## PROMPT
In your copy, leave out the pictures and repeat the entries below exactly.

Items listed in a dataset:
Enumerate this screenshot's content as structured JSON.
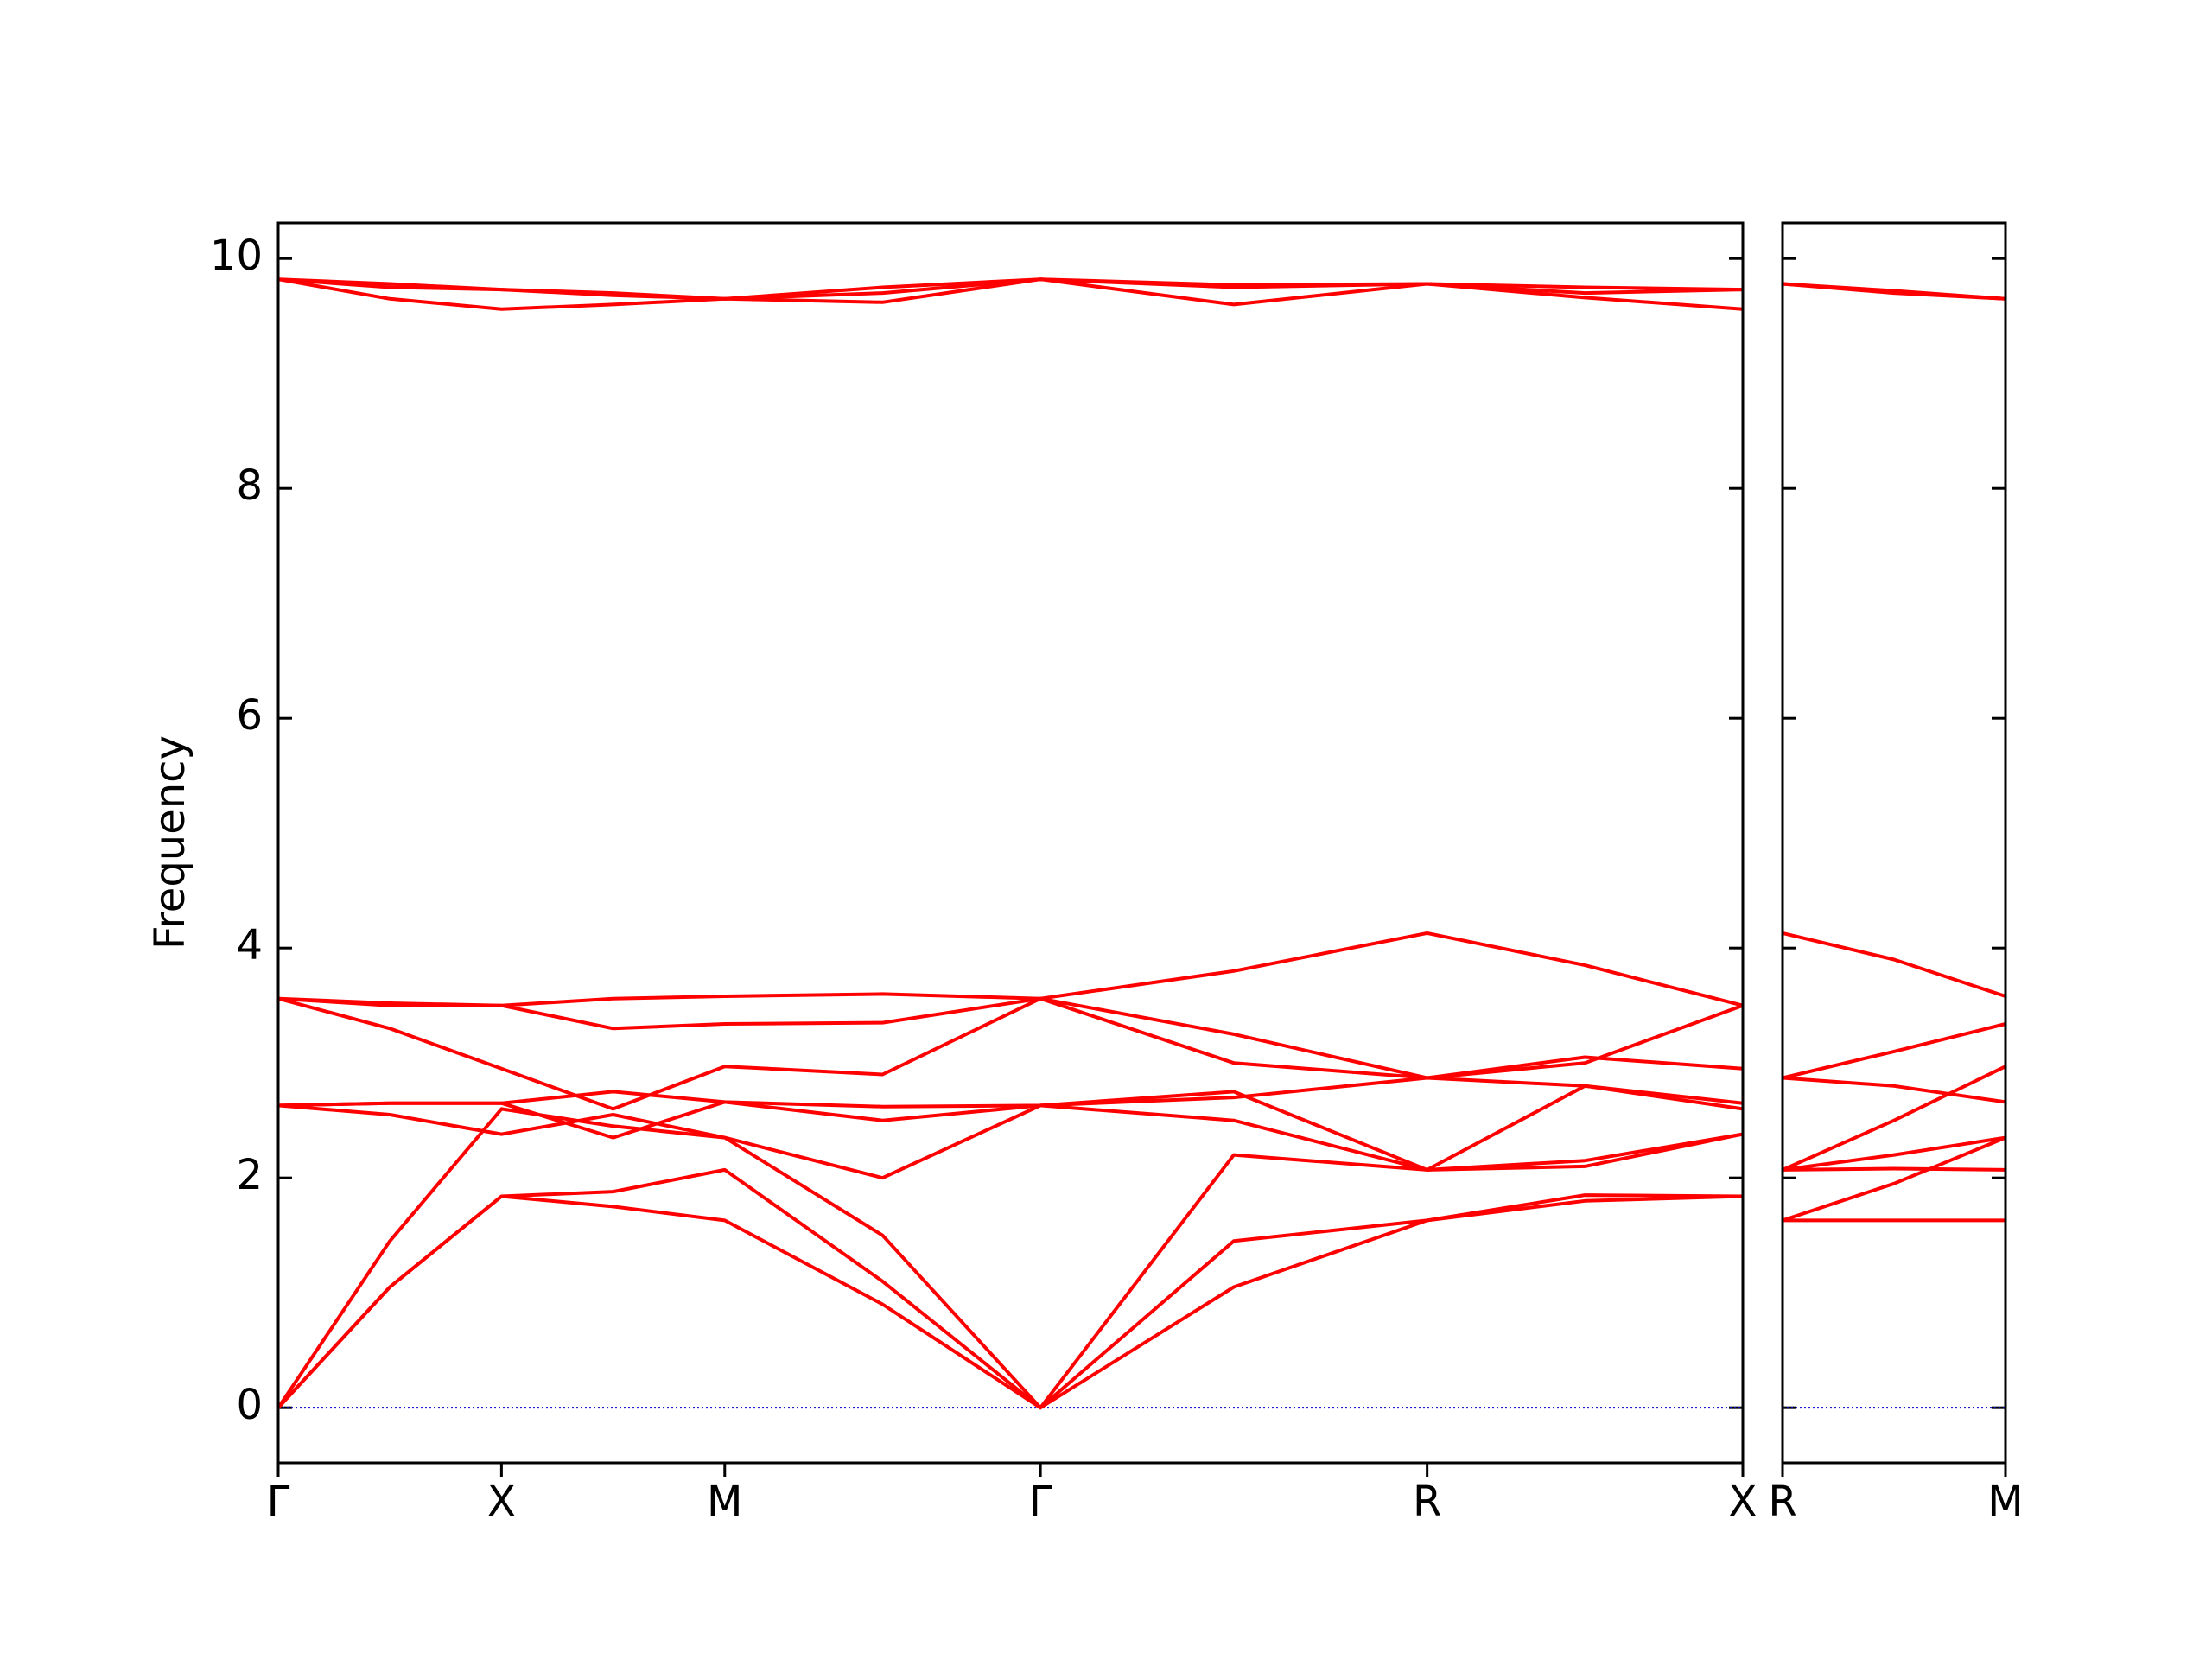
{
  "chart_data": [
    {
      "type": "line",
      "ylabel": "Frequency",
      "color": "#ff0000",
      "zero_line": 0,
      "zero_line_color": "#0000cc",
      "show_ytick_labels": true,
      "x": [
        0,
        0.5,
        1,
        1.5,
        2,
        2.707,
        3.414,
        4.28,
        5.146,
        5.853,
        6.56
      ],
      "xlim": [
        0,
        6.56
      ],
      "ylim": [
        -0.48,
        10.31
      ],
      "yticks": [
        0,
        2,
        4,
        6,
        8,
        10
      ],
      "xticks": [
        {
          "value": 0,
          "label": "Γ"
        },
        {
          "value": 1,
          "label": "X"
        },
        {
          "value": 2,
          "label": "M"
        },
        {
          "value": 3.414,
          "label": "Γ"
        },
        {
          "value": 5.146,
          "label": "R"
        },
        {
          "value": 6.56,
          "label": "X"
        }
      ],
      "series": [
        {
          "values": [
            0,
            1.05,
            1.84,
            1.75,
            1.63,
            0.9,
            0,
            1.05,
            1.63,
            1.8,
            1.84
          ]
        },
        {
          "values": [
            0,
            1.05,
            1.84,
            1.88,
            2.07,
            1.1,
            0,
            1.45,
            1.63,
            1.85,
            1.84
          ]
        },
        {
          "values": [
            0,
            1.45,
            2.6,
            2.45,
            2.35,
            1.5,
            0,
            2.2,
            2.07,
            2.1,
            2.38
          ]
        },
        {
          "values": [
            2.63,
            2.55,
            2.38,
            2.55,
            2.35,
            2.0,
            2.63,
            2.75,
            2.07,
            2.15,
            2.38
          ]
        },
        {
          "values": [
            2.63,
            2.65,
            2.65,
            2.35,
            2.66,
            2.5,
            2.63,
            2.5,
            2.07,
            2.8,
            2.6
          ]
        },
        {
          "values": [
            2.63,
            2.65,
            2.65,
            2.75,
            2.66,
            2.62,
            2.63,
            2.7,
            2.87,
            2.8,
            2.65
          ]
        },
        {
          "values": [
            3.56,
            3.3,
            2.95,
            2.6,
            2.97,
            2.9,
            3.56,
            3.0,
            2.87,
            3.05,
            2.95
          ]
        },
        {
          "values": [
            3.56,
            3.5,
            3.5,
            3.3,
            3.34,
            3.35,
            3.56,
            3.25,
            2.87,
            3.0,
            3.5
          ]
        },
        {
          "values": [
            3.56,
            3.52,
            3.5,
            3.56,
            3.58,
            3.6,
            3.56,
            3.8,
            4.13,
            3.85,
            3.5
          ]
        },
        {
          "values": [
            9.82,
            9.65,
            9.56,
            9.6,
            9.65,
            9.62,
            9.82,
            9.6,
            9.78,
            9.66,
            9.56
          ]
        },
        {
          "values": [
            9.82,
            9.75,
            9.73,
            9.7,
            9.65,
            9.7,
            9.82,
            9.75,
            9.78,
            9.7,
            9.73
          ]
        },
        {
          "values": [
            9.82,
            9.78,
            9.73,
            9.68,
            9.65,
            9.75,
            9.82,
            9.77,
            9.78,
            9.75,
            9.73
          ]
        }
      ]
    },
    {
      "type": "line",
      "color": "#ff0000",
      "zero_line": 0,
      "zero_line_color": "#0000cc",
      "show_ytick_labels": false,
      "x": [
        0,
        0.5,
        1
      ],
      "xlim": [
        0,
        1
      ],
      "ylim": [
        -0.48,
        10.31
      ],
      "yticks": [
        0,
        2,
        4,
        6,
        8,
        10
      ],
      "xticks": [
        {
          "value": 0,
          "label": "R"
        },
        {
          "value": 1,
          "label": "M"
        }
      ],
      "series": [
        {
          "values": [
            1.63,
            1.63,
            1.63
          ]
        },
        {
          "values": [
            1.63,
            1.95,
            2.35
          ]
        },
        {
          "values": [
            2.07,
            2.08,
            2.07
          ]
        },
        {
          "values": [
            2.07,
            2.2,
            2.35
          ]
        },
        {
          "values": [
            2.07,
            2.5,
            2.97
          ]
        },
        {
          "values": [
            2.87,
            2.8,
            2.66
          ]
        },
        {
          "values": [
            2.87,
            3.1,
            3.34
          ]
        },
        {
          "values": [
            4.13,
            3.9,
            3.58
          ]
        },
        {
          "values": [
            9.78,
            9.72,
            9.65
          ]
        },
        {
          "values": [
            9.78,
            9.71,
            9.65
          ]
        },
        {
          "values": [
            9.78,
            9.7,
            9.65
          ]
        }
      ]
    }
  ]
}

## SOLVED PROBLEM
Enumerate this screenshot's content as structured JSON.
{
  "chart_data": [
    {
      "type": "line",
      "ylabel": "Frequency",
      "color": "#ff0000",
      "zero_line": 0,
      "zero_line_color": "#0000cc",
      "show_ytick_labels": true,
      "x": [
        0,
        0.5,
        1,
        1.5,
        2,
        2.707,
        3.414,
        4.28,
        5.146,
        5.853,
        6.56
      ],
      "xlim": [
        0,
        6.56
      ],
      "ylim": [
        -0.48,
        10.31
      ],
      "yticks": [
        0,
        2,
        4,
        6,
        8,
        10
      ],
      "xticks": [
        {
          "value": 0,
          "label": "Γ"
        },
        {
          "value": 1,
          "label": "X"
        },
        {
          "value": 2,
          "label": "M"
        },
        {
          "value": 3.414,
          "label": "Γ"
        },
        {
          "value": 5.146,
          "label": "R"
        },
        {
          "value": 6.56,
          "label": "X"
        }
      ],
      "series": [
        {
          "values": [
            0,
            1.05,
            1.84,
            1.75,
            1.63,
            0.9,
            0,
            1.05,
            1.63,
            1.8,
            1.84
          ]
        },
        {
          "values": [
            0,
            1.05,
            1.84,
            1.88,
            2.07,
            1.1,
            0,
            1.45,
            1.63,
            1.85,
            1.84
          ]
        },
        {
          "values": [
            0,
            1.45,
            2.6,
            2.45,
            2.35,
            1.5,
            0,
            2.2,
            2.07,
            2.1,
            2.38
          ]
        },
        {
          "values": [
            2.63,
            2.55,
            2.38,
            2.55,
            2.35,
            2.0,
            2.63,
            2.75,
            2.07,
            2.15,
            2.38
          ]
        },
        {
          "values": [
            2.63,
            2.65,
            2.65,
            2.35,
            2.66,
            2.5,
            2.63,
            2.5,
            2.07,
            2.8,
            2.6
          ]
        },
        {
          "values": [
            2.63,
            2.65,
            2.65,
            2.75,
            2.66,
            2.62,
            2.63,
            2.7,
            2.87,
            2.8,
            2.65
          ]
        },
        {
          "values": [
            3.56,
            3.3,
            2.95,
            2.6,
            2.97,
            2.9,
            3.56,
            3.0,
            2.87,
            3.05,
            2.95
          ]
        },
        {
          "values": [
            3.56,
            3.5,
            3.5,
            3.3,
            3.34,
            3.35,
            3.56,
            3.25,
            2.87,
            3.0,
            3.5
          ]
        },
        {
          "values": [
            3.56,
            3.52,
            3.5,
            3.56,
            3.58,
            3.6,
            3.56,
            3.8,
            4.13,
            3.85,
            3.5
          ]
        },
        {
          "values": [
            9.82,
            9.65,
            9.56,
            9.6,
            9.65,
            9.62,
            9.82,
            9.6,
            9.78,
            9.66,
            9.56
          ]
        },
        {
          "values": [
            9.82,
            9.75,
            9.73,
            9.7,
            9.65,
            9.7,
            9.82,
            9.75,
            9.78,
            9.7,
            9.73
          ]
        },
        {
          "values": [
            9.82,
            9.78,
            9.73,
            9.68,
            9.65,
            9.75,
            9.82,
            9.77,
            9.78,
            9.75,
            9.73
          ]
        }
      ]
    },
    {
      "type": "line",
      "color": "#ff0000",
      "zero_line": 0,
      "zero_line_color": "#0000cc",
      "show_ytick_labels": false,
      "x": [
        0,
        0.5,
        1
      ],
      "xlim": [
        0,
        1
      ],
      "ylim": [
        -0.48,
        10.31
      ],
      "yticks": [
        0,
        2,
        4,
        6,
        8,
        10
      ],
      "xticks": [
        {
          "value": 0,
          "label": "R"
        },
        {
          "value": 1,
          "label": "M"
        }
      ],
      "series": [
        {
          "values": [
            1.63,
            1.63,
            1.63
          ]
        },
        {
          "values": [
            1.63,
            1.95,
            2.35
          ]
        },
        {
          "values": [
            2.07,
            2.08,
            2.07
          ]
        },
        {
          "values": [
            2.07,
            2.2,
            2.35
          ]
        },
        {
          "values": [
            2.07,
            2.5,
            2.97
          ]
        },
        {
          "values": [
            2.87,
            2.8,
            2.66
          ]
        },
        {
          "values": [
            2.87,
            3.1,
            3.34
          ]
        },
        {
          "values": [
            4.13,
            3.9,
            3.58
          ]
        },
        {
          "values": [
            9.78,
            9.72,
            9.65
          ]
        },
        {
          "values": [
            9.78,
            9.71,
            9.65
          ]
        },
        {
          "values": [
            9.78,
            9.7,
            9.65
          ]
        }
      ]
    }
  ]
}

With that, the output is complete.